_What needs to be done:_ According to the piece on user story size below, what makes the trend toward smaller user stories troubling for the author?

>> START Given passage

How the push to reduce story size pulls us farther from user goals and forces more up-front-design into Agile processes
2/21/2007
I’ve noticed a troubling trend in Agile Development over the past few years – that’s the decrease in recommended size of a user story.
It’s not so much the decrease in size that’s concerning, but the lack of practices and techniques to support this approach. And the misunderstanding from Agile practitioners dead-set against big-design-up-front that getting those little stories forces lots of up-front design.
In Agile development the user story as originally described in extreme programming is “one thing the customer wants the system to do.” Ideally it would be written on an index card. It’s definitely not a requirement – contrary to the wikipedia definition and many practitioner’s misconceptions. I see it as an item in a to-do list – a discussion to have about a need or desire a user or stakeholder of the system has. What we really intend to build isn’t written on the card. It comes from the conversation we have as a team about the story. Ideally, we’d write acceptance tests to serve as specifications and to validate that we got what we wanted.

>> END Given passage
>> START Records supplied

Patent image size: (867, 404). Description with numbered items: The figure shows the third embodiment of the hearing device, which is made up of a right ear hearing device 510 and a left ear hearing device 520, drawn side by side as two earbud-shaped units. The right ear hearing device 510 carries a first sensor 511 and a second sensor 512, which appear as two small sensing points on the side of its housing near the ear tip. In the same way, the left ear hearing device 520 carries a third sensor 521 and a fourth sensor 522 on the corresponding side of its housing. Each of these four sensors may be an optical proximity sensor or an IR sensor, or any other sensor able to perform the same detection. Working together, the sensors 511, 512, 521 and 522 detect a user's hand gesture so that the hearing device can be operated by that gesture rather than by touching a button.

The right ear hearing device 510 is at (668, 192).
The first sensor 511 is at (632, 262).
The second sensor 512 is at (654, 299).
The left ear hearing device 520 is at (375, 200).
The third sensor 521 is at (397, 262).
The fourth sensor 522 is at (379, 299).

>> END Records supplied

_Response below:_ The author says the smaller size itself is not the main concern. The trouble is that no practices or techniques exist to support the approach. Agile practitioners who strongly oppose big design up front also fail to see that producing those small stories forces a lot of up-front design.